* [DATASET RECORDS]:
»»

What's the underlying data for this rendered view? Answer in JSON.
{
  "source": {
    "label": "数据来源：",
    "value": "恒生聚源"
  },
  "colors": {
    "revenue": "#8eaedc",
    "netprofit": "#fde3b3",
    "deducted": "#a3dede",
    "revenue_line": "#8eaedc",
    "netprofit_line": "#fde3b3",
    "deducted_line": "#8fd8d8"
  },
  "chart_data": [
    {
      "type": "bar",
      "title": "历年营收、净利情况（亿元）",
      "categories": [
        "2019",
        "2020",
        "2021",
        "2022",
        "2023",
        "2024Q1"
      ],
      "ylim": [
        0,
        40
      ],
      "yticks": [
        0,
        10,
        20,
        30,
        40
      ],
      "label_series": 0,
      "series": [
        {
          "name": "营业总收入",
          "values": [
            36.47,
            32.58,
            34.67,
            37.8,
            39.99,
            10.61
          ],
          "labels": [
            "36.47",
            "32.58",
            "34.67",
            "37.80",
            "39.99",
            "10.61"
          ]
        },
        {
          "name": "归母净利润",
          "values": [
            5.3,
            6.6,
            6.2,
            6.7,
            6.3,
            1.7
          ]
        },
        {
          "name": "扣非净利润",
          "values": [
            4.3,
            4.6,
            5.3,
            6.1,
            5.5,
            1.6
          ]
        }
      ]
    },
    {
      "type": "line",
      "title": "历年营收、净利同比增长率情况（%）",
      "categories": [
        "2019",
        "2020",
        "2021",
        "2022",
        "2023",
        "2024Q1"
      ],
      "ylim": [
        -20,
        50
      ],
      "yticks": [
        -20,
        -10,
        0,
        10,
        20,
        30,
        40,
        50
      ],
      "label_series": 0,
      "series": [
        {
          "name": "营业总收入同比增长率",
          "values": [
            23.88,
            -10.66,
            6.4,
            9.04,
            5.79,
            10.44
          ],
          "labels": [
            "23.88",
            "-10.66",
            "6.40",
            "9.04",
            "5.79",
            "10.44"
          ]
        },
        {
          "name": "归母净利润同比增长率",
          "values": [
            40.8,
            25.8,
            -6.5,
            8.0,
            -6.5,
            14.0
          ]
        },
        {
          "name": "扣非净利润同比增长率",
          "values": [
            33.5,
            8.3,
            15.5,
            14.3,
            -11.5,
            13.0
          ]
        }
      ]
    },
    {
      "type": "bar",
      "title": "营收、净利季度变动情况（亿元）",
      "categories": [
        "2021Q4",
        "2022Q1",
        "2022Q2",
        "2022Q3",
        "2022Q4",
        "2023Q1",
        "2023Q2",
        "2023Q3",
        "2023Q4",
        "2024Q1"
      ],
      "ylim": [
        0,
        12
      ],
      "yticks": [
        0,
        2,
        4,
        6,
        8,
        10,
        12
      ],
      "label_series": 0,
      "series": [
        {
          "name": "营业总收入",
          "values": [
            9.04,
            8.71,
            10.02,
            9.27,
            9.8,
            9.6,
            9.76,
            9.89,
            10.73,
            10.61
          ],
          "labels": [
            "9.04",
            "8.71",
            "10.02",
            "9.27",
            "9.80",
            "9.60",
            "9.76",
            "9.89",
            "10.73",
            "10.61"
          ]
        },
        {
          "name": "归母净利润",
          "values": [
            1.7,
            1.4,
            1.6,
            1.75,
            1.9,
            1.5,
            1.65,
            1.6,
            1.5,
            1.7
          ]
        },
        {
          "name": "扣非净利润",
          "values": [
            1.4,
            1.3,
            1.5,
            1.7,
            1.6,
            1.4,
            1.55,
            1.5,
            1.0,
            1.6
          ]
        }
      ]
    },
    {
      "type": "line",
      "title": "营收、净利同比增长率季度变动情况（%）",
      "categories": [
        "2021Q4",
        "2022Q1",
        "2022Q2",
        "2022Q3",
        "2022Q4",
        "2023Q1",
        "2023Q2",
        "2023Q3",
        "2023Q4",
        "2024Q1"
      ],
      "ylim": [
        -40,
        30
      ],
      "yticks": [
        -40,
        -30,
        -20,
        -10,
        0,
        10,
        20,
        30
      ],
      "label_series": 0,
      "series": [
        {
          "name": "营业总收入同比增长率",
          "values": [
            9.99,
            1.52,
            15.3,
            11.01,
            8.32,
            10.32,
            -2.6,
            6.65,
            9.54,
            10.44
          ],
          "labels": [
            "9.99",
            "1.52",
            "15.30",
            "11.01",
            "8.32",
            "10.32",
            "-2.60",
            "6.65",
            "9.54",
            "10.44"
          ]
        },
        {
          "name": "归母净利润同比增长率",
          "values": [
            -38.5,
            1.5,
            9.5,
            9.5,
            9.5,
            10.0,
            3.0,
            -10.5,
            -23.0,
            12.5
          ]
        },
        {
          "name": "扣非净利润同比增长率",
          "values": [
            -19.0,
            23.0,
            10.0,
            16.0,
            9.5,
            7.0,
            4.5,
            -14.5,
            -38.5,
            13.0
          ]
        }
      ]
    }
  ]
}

««

* [WHAT YOU HAVE TO DO]:
Using the listing above, locate the lines that hold "title" and copy each one.

* [RIGHT ANSWER]:
      "title": "历年营收、净利情况（亿元）",
      "title": "历年营收、净利同比增长率情况（%）",
      "title": "营收、净利季度变动情况（亿元）",
      "title": "营收、净利同比增长率季度变动情况（%）",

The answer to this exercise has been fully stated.